Task to complete:
Output the entries word for word. Omit images.

Records provided:
# # # # # # #
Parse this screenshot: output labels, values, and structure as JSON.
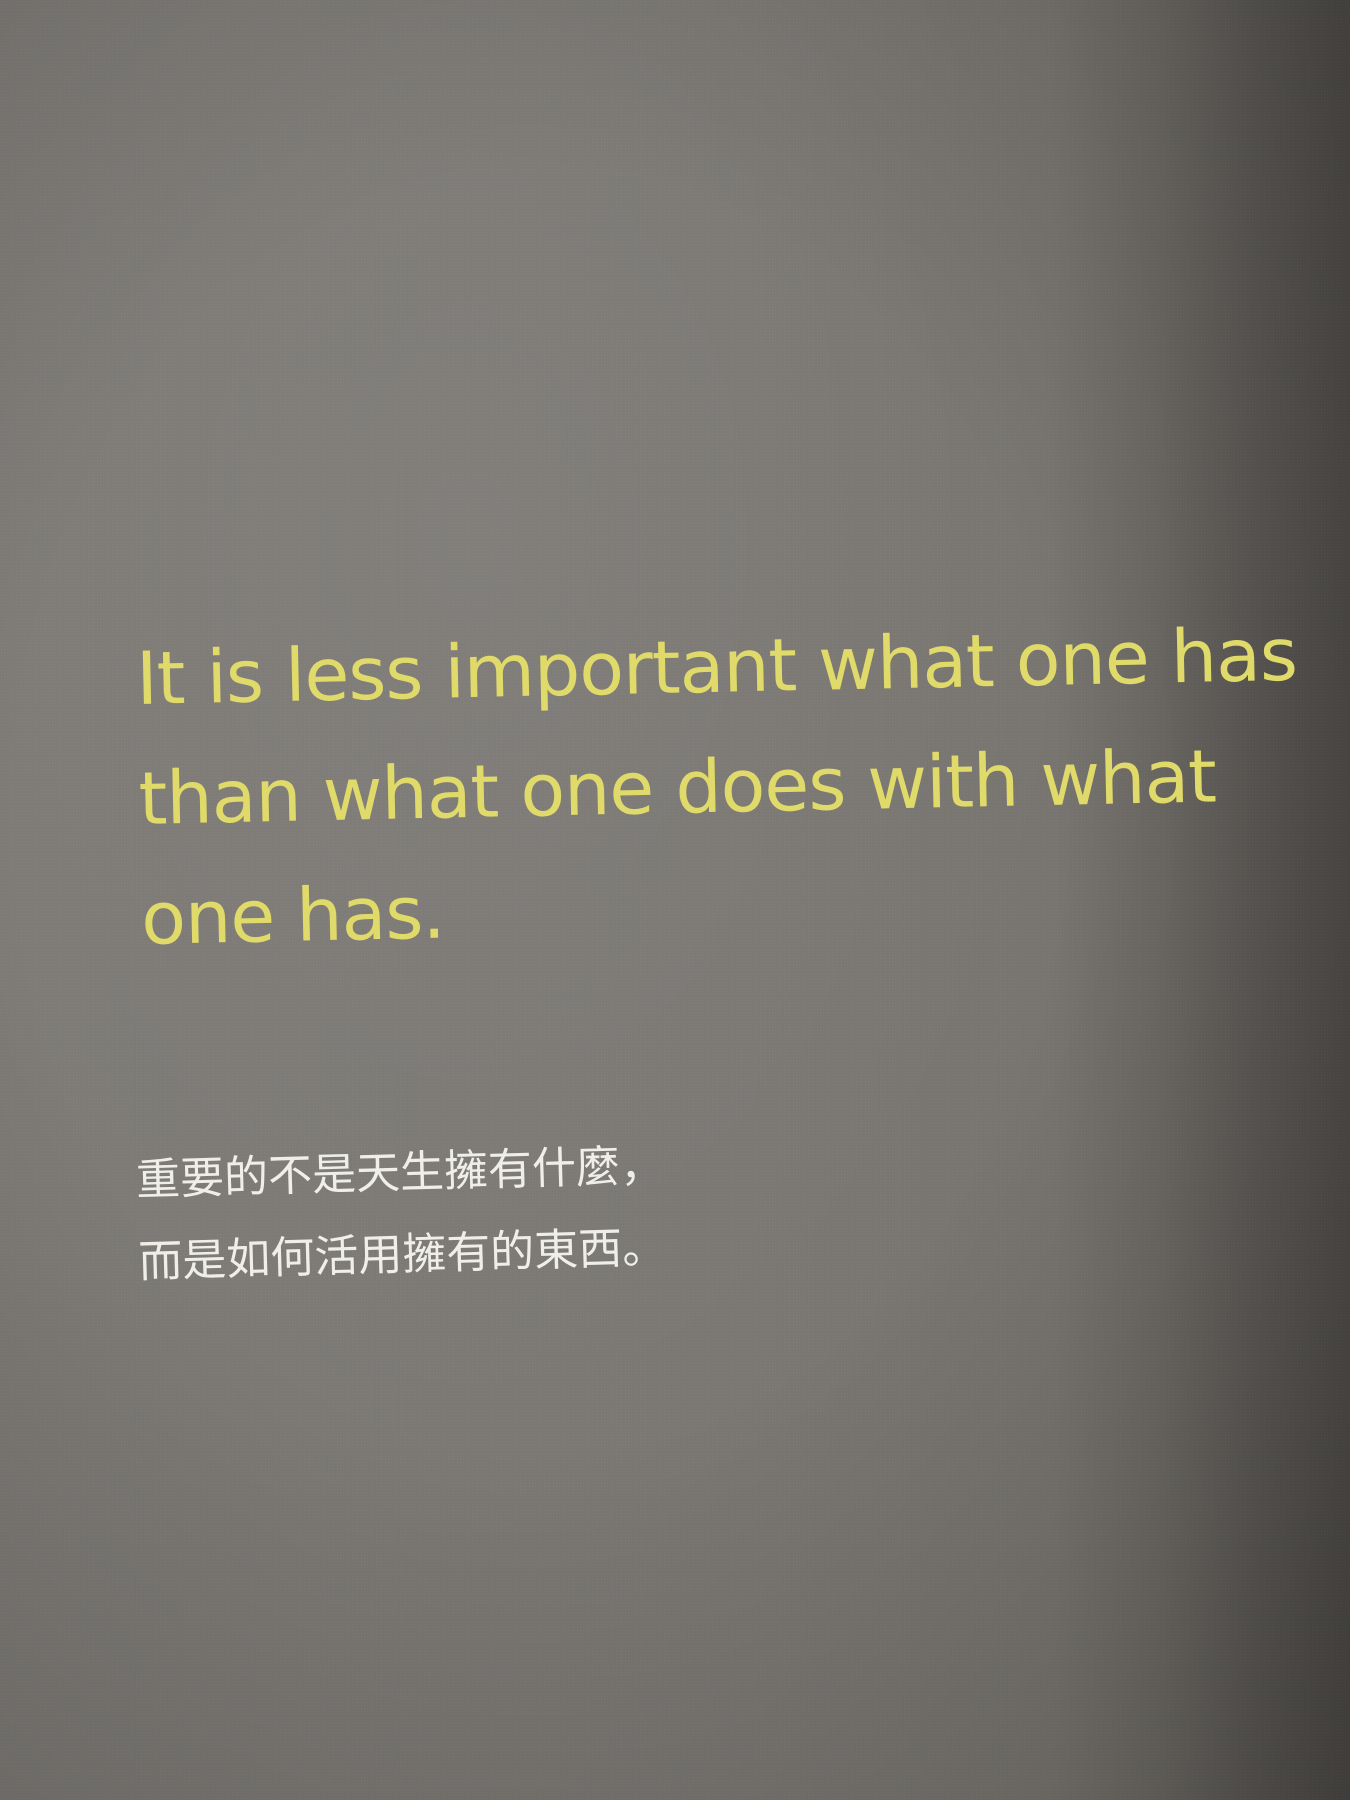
{
  "quote": {
    "english_lines": [
      "It is less important what one has",
      "than what one does with what",
      "one has."
    ],
    "chinese_lines": [
      "重要的不是天生擁有什麼，",
      "而是如何活用擁有的東西。"
    ]
  },
  "colors": {
    "background": "#7a7773",
    "english_text": "#e0da6a",
    "chinese_text": "#efefe8"
  }
}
# # # # # # #
Task solution:
Parse this screenshot: output labels, values, and structure as JSON.
{
  "quote": {
    "english_lines": [
      "It is less important what one has",
      "than what one does with what",
      "one has."
    ],
    "chinese_lines": [
      "重要的不是天生擁有什麼，",
      "而是如何活用擁有的東西。"
    ]
  },
  "colors": {
    "background": "#7a7773",
    "english_text": "#e0da6a",
    "chinese_text": "#efefe8"
  }
}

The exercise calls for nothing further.